-- Start of Given entries --
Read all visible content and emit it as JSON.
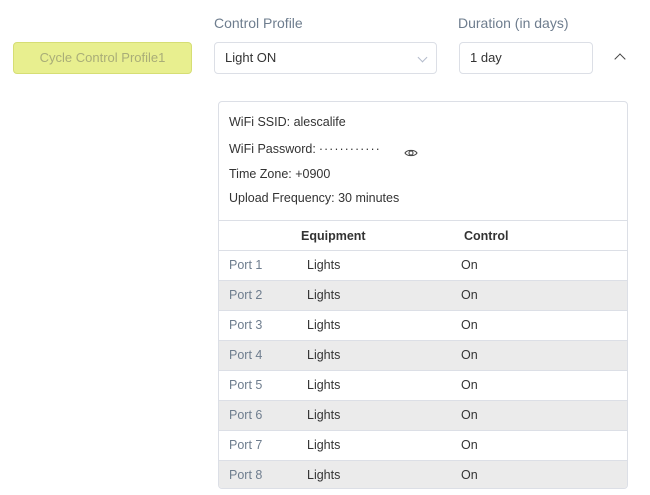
{
  "cycle_button": {
    "label": "Cycle Control Profile1"
  },
  "control_profile": {
    "label": "Control Profile",
    "value": "Light ON"
  },
  "duration": {
    "label": "Duration (in days)",
    "value": "1 day"
  },
  "device": {
    "ssid_line": "WiFi SSID: alescalife",
    "password_label": "WiFi Password:",
    "password_mask": "············",
    "timezone_line": "Time Zone: +0900",
    "upload_line": "Upload Frequency: 30 minutes"
  },
  "table": {
    "headers": {
      "equipment": "Equipment",
      "control": "Control"
    },
    "rows": [
      {
        "port": "Port 1",
        "equipment": "Lights",
        "control": "On"
      },
      {
        "port": "Port 2",
        "equipment": "Lights",
        "control": "On"
      },
      {
        "port": "Port 3",
        "equipment": "Lights",
        "control": "On"
      },
      {
        "port": "Port 4",
        "equipment": "Lights",
        "control": "On"
      },
      {
        "port": "Port 5",
        "equipment": "Lights",
        "control": "On"
      },
      {
        "port": "Port 6",
        "equipment": "Lights",
        "control": "On"
      },
      {
        "port": "Port 7",
        "equipment": "Lights",
        "control": "On"
      },
      {
        "port": "Port 8",
        "equipment": "Lights",
        "control": "On"
      }
    ]
  },
  "icons": {
    "dropdown": "chevron-down-icon",
    "collapse": "chevron-up-icon",
    "reveal": "eye-icon"
  },
  "colors": {
    "accent_button": "#e8ef8f",
    "link_text": "#6e7d8e",
    "row_alt": "#ebebeb"
  }
}
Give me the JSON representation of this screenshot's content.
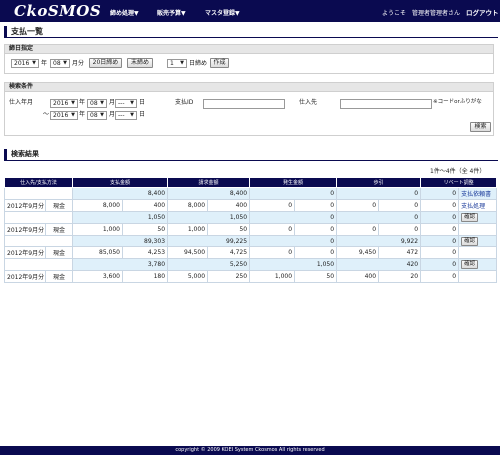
{
  "header": {
    "logo": "CkoSMOS",
    "nav": [
      "締め処理▼",
      "販売予算▼",
      "マスタ登録▼"
    ],
    "welcome": "ようこそ　管理者管理者さん",
    "logout": "ログアウト"
  },
  "page_title": "支払一覧",
  "closing": {
    "section_title": "締日指定",
    "year": "2016",
    "year_suffix": "年",
    "month": "08",
    "month_suffix": "月分",
    "btn_20": "20日締め",
    "btn_end": "末締め",
    "day": "1",
    "day_suffix": "日締め",
    "btn_create": "作成"
  },
  "search": {
    "section_title": "検索条件",
    "month_label": "仕入年月",
    "from_year": "2016",
    "from_month": "08",
    "from_day": "---",
    "to_prefix": "～",
    "to_year": "2016",
    "to_month": "08",
    "to_day": "---",
    "year_suffix": "年",
    "month_suffix": "月",
    "day_suffix": "日",
    "pay_id_label": "支払ID",
    "supplier_label": "仕入先",
    "supplier_note": "※コードorふりがな",
    "search_button": "検索"
  },
  "results": {
    "title": "検索結果",
    "count": "1件～4件（全 4件）",
    "columns": [
      "仕入先/支払方法",
      "支払金額",
      "",
      "請求金額",
      "",
      "発生金額",
      "",
      "歩引",
      "",
      "リベート調整",
      ""
    ],
    "rows": [
      {
        "type": "sum",
        "c": [
          "",
          "",
          "8,400",
          "",
          "8,400",
          "",
          "0",
          "",
          "0",
          "0",
          "支払依頼書"
        ],
        "link": true
      },
      {
        "type": "det",
        "date": "2012年9月分",
        "method": "現金",
        "c": [
          "8,000",
          "400",
          "8,000",
          "400",
          "0",
          "0",
          "0",
          "0",
          "0",
          "支払処理"
        ],
        "link": true
      },
      {
        "type": "sum",
        "c": [
          "",
          "",
          "1,050",
          "",
          "1,050",
          "",
          "0",
          "",
          "0",
          "0",
          "確認"
        ],
        "btn": true
      },
      {
        "type": "det",
        "date": "2012年9月分",
        "method": "現金",
        "c": [
          "1,000",
          "50",
          "1,000",
          "50",
          "0",
          "0",
          "0",
          "0",
          "0",
          ""
        ]
      },
      {
        "type": "sum",
        "c": [
          "",
          "",
          "89,303",
          "",
          "99,225",
          "",
          "0",
          "",
          "9,922",
          "0",
          "確認"
        ],
        "btn": true
      },
      {
        "type": "det",
        "date": "2012年9月分",
        "method": "現金",
        "c": [
          "85,050",
          "4,253",
          "94,500",
          "4,725",
          "0",
          "0",
          "9,450",
          "472",
          "0",
          ""
        ]
      },
      {
        "type": "sum",
        "c": [
          "",
          "",
          "3,780",
          "",
          "5,250",
          "",
          "1,050",
          "",
          "420",
          "0",
          "確認"
        ],
        "btn": true
      },
      {
        "type": "det",
        "date": "2012年9月分",
        "method": "現金",
        "c": [
          "3,600",
          "180",
          "5,000",
          "250",
          "1,000",
          "50",
          "400",
          "20",
          "0",
          ""
        ]
      }
    ]
  },
  "footer": "copyright © 2009 KOEI System Ckosmos All rights reserved"
}
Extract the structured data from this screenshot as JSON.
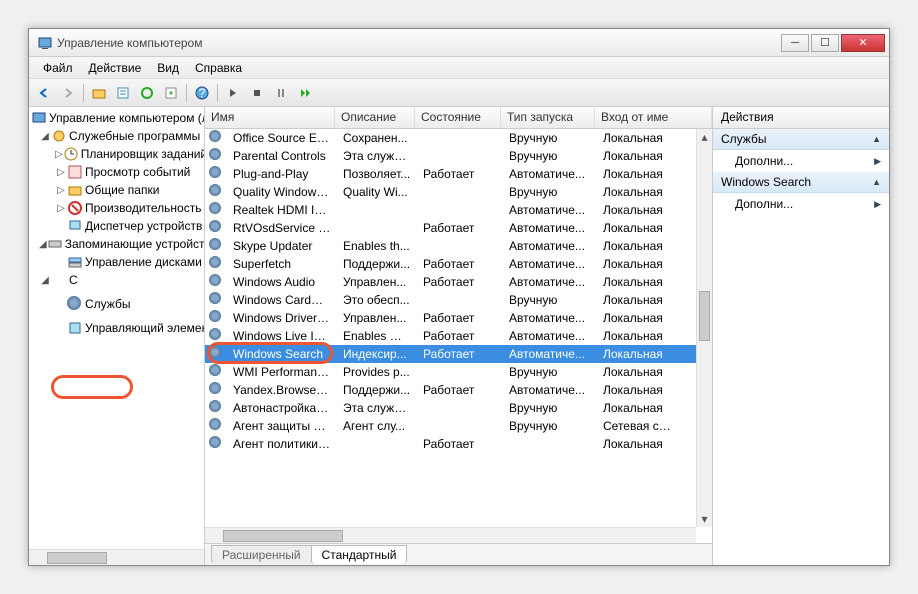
{
  "window": {
    "title": "Управление компьютером"
  },
  "menubar": [
    "Файл",
    "Действие",
    "Вид",
    "Справка"
  ],
  "tree": {
    "root": "Управление компьютером (л",
    "group1": "Служебные программы",
    "items1": [
      "Планировщик заданий",
      "Просмотр событий",
      "Общие папки",
      "Производительность",
      "Диспетчер устройств"
    ],
    "group2": "Запоминающие устройст",
    "items2": [
      "Управление дисками"
    ],
    "group3_prefix": "С",
    "services": "Службы",
    "last": "Управляющий элемен"
  },
  "columns": {
    "name": "Имя",
    "desc": "Описание",
    "state": "Состояние",
    "startup": "Тип запуска",
    "logon": "Вход от име"
  },
  "col_widths": {
    "name": 130,
    "desc": 80,
    "state": 86,
    "startup": 94,
    "logon": 80
  },
  "services": [
    {
      "name": "Office Source Engi...",
      "desc": "Сохранен...",
      "state": "",
      "startup": "Вручную",
      "logon": "Локальная"
    },
    {
      "name": "Parental Controls",
      "desc": "Эта служб...",
      "state": "",
      "startup": "Вручную",
      "logon": "Локальная"
    },
    {
      "name": "Plug-and-Play",
      "desc": "Позволяет...",
      "state": "Работает",
      "startup": "Автоматиче...",
      "logon": "Локальная"
    },
    {
      "name": "Quality Windows ...",
      "desc": "Quality Wi...",
      "state": "",
      "startup": "Вручную",
      "logon": "Локальная"
    },
    {
      "name": "Realtek HDMI In...",
      "desc": "",
      "state": "",
      "startup": "Автоматиче...",
      "logon": "Локальная"
    },
    {
      "name": "RtVOsdService In...",
      "desc": "",
      "state": "Работает",
      "startup": "Автоматиче...",
      "logon": "Локальная"
    },
    {
      "name": "Skype Updater",
      "desc": "Enables th...",
      "state": "",
      "startup": "Автоматиче...",
      "logon": "Локальная"
    },
    {
      "name": "Superfetch",
      "desc": "Поддержи...",
      "state": "Работает",
      "startup": "Автоматиче...",
      "logon": "Локальная"
    },
    {
      "name": "Windows Audio",
      "desc": "Управлен...",
      "state": "Работает",
      "startup": "Автоматиче...",
      "logon": "Локальная"
    },
    {
      "name": "Windows CardSpa...",
      "desc": "Это обесп...",
      "state": "",
      "startup": "Вручную",
      "logon": "Локальная"
    },
    {
      "name": "Windows Driver F...",
      "desc": "Управлен...",
      "state": "Работает",
      "startup": "Автоматиче...",
      "logon": "Локальная"
    },
    {
      "name": "Windows Live ID S...",
      "desc": "Enables Wi...",
      "state": "Работает",
      "startup": "Автоматиче...",
      "logon": "Локальная"
    },
    {
      "name": "Windows Search",
      "desc": "Индексир...",
      "state": "Работает",
      "startup": "Автоматиче...",
      "logon": "Локальная",
      "selected": true
    },
    {
      "name": "WMI Performance...",
      "desc": "Provides p...",
      "state": "",
      "startup": "Вручную",
      "logon": "Локальная"
    },
    {
      "name": "Yandex.Browser U...",
      "desc": "Поддержи...",
      "state": "Работает",
      "startup": "Автоматиче...",
      "logon": "Локальная"
    },
    {
      "name": "Автонастройка W...",
      "desc": "Эта служб...",
      "state": "",
      "startup": "Вручную",
      "logon": "Локальная"
    },
    {
      "name": "Агент защиты сет...",
      "desc": "Агент слу...",
      "state": "",
      "startup": "Вручную",
      "logon": "Сетевая слу"
    },
    {
      "name": "Агент политики I...",
      "desc": "",
      "state": "Работает",
      "startup": "",
      "logon": "Локальная"
    }
  ],
  "tabs": {
    "extended": "Расширенный",
    "standard": "Стандартный"
  },
  "actions": {
    "header": "Действия",
    "group1": "Службы",
    "item1": "Дополни...",
    "group2": "Windows Search",
    "item2": "Дополни..."
  }
}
-- End of Given entries --
= What this task involves =
Within the listing above, find every line containing the string "Port" and return it.

= Solution to this exercise =
        "port": "Port 1",
        "port": "Port 2",
        "port": "Port 3",
        "port": "Port 4",
        "port": "Port 5",
        "port": "Port 6",
        "port": "Port 7",
        "port": "Port 8",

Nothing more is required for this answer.